## Excerpt from a dataset

** begin **

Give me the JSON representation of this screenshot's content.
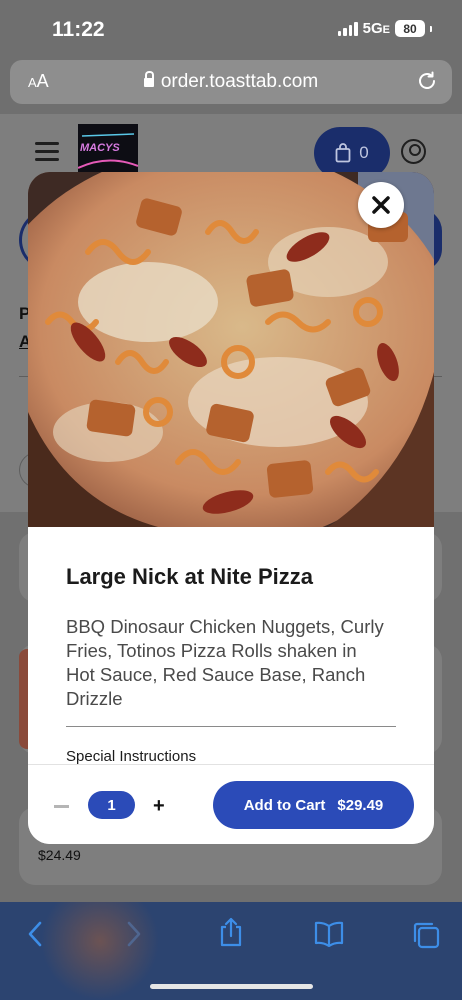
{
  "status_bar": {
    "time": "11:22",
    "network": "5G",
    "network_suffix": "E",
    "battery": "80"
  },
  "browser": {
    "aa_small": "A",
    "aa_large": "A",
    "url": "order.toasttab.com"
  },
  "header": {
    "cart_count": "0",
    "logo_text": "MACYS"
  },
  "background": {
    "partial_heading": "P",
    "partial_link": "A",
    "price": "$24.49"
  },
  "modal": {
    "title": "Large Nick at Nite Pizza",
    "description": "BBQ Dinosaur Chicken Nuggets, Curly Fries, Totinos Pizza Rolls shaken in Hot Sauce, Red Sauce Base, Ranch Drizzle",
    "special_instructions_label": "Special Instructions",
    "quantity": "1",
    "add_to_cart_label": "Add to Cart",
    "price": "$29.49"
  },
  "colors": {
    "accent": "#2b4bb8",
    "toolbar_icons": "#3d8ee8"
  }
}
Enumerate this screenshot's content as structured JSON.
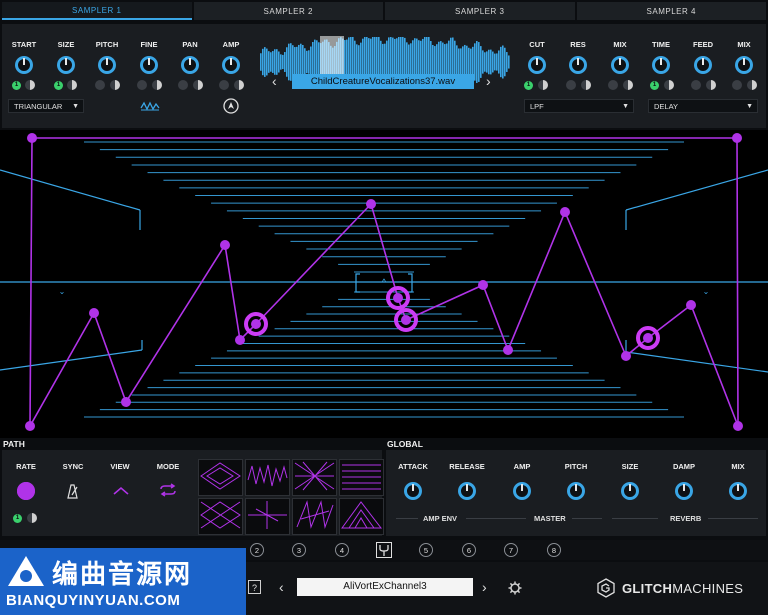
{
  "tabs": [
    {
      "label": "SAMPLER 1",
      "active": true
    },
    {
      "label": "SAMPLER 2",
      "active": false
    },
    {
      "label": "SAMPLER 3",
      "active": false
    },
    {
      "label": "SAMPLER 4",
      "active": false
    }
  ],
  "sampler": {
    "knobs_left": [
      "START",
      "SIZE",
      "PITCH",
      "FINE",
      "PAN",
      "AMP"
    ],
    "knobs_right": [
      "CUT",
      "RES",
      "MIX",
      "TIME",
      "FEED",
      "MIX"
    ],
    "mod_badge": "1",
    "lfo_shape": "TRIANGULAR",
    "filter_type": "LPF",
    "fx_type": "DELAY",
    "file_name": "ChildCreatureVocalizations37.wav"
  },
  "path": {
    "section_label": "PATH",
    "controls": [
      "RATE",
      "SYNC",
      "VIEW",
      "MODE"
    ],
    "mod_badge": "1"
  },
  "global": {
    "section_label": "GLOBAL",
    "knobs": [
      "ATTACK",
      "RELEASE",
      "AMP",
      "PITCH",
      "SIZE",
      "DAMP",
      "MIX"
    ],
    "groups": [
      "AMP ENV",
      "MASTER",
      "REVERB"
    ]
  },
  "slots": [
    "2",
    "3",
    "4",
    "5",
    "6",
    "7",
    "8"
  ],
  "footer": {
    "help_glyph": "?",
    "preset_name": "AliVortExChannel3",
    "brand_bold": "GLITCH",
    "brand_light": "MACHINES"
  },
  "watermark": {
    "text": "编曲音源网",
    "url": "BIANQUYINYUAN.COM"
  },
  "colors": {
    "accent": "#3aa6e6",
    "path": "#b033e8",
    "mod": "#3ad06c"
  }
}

** end **

## Task objective
Transcribe every entry word for word, but skip the pictures.

## Full solution
Give me the JSON representation of this screenshot's content.
{
  "status_bar": {
    "time": "11:22",
    "network": "5G",
    "network_suffix": "E",
    "battery": "80"
  },
  "browser": {
    "aa_small": "A",
    "aa_large": "A",
    "url": "order.toasttab.com"
  },
  "header": {
    "cart_count": "0",
    "logo_text": "MACYS"
  },
  "background": {
    "partial_heading": "P",
    "partial_link": "A",
    "price": "$24.49"
  },
  "modal": {
    "title": "Large Nick at Nite Pizza",
    "description": "BBQ Dinosaur Chicken Nuggets, Curly Fries, Totinos Pizza Rolls shaken in Hot Sauce, Red Sauce Base, Ranch Drizzle",
    "special_instructions_label": "Special Instructions",
    "quantity": "1",
    "add_to_cart_label": "Add to Cart",
    "price": "$29.49"
  },
  "colors": {
    "accent": "#2b4bb8",
    "toolbar_icons": "#3d8ee8"
  }
}
Enumerate this screenshot's content as structured JSON.
{
  "tabs": [
    {
      "label": "SAMPLER 1",
      "active": true
    },
    {
      "label": "SAMPLER 2",
      "active": false
    },
    {
      "label": "SAMPLER 3",
      "active": false
    },
    {
      "label": "SAMPLER 4",
      "active": false
    }
  ],
  "sampler": {
    "knobs_left": [
      "START",
      "SIZE",
      "PITCH",
      "FINE",
      "PAN",
      "AMP"
    ],
    "knobs_right": [
      "CUT",
      "RES",
      "MIX",
      "TIME",
      "FEED",
      "MIX"
    ],
    "mod_badge": "1",
    "lfo_shape": "TRIANGULAR",
    "filter_type": "LPF",
    "fx_type": "DELAY",
    "file_name": "ChildCreatureVocalizations37.wav"
  },
  "path": {
    "section_label": "PATH",
    "controls": [
      "RATE",
      "SYNC",
      "VIEW",
      "MODE"
    ],
    "mod_badge": "1"
  },
  "global": {
    "section_label": "GLOBAL",
    "knobs": [
      "ATTACK",
      "RELEASE",
      "AMP",
      "PITCH",
      "SIZE",
      "DAMP",
      "MIX"
    ],
    "groups": [
      "AMP ENV",
      "MASTER",
      "REVERB"
    ]
  },
  "slots": [
    "2",
    "3",
    "4",
    "5",
    "6",
    "7",
    "8"
  ],
  "footer": {
    "help_glyph": "?",
    "preset_name": "AliVortExChannel3",
    "brand_bold": "GLITCH",
    "brand_light": "MACHINES"
  },
  "watermark": {
    "text": "编曲音源网",
    "url": "BIANQUYINYUAN.COM"
  },
  "colors": {
    "accent": "#3aa6e6",
    "path": "#b033e8",
    "mod": "#3ad06c"
  }
}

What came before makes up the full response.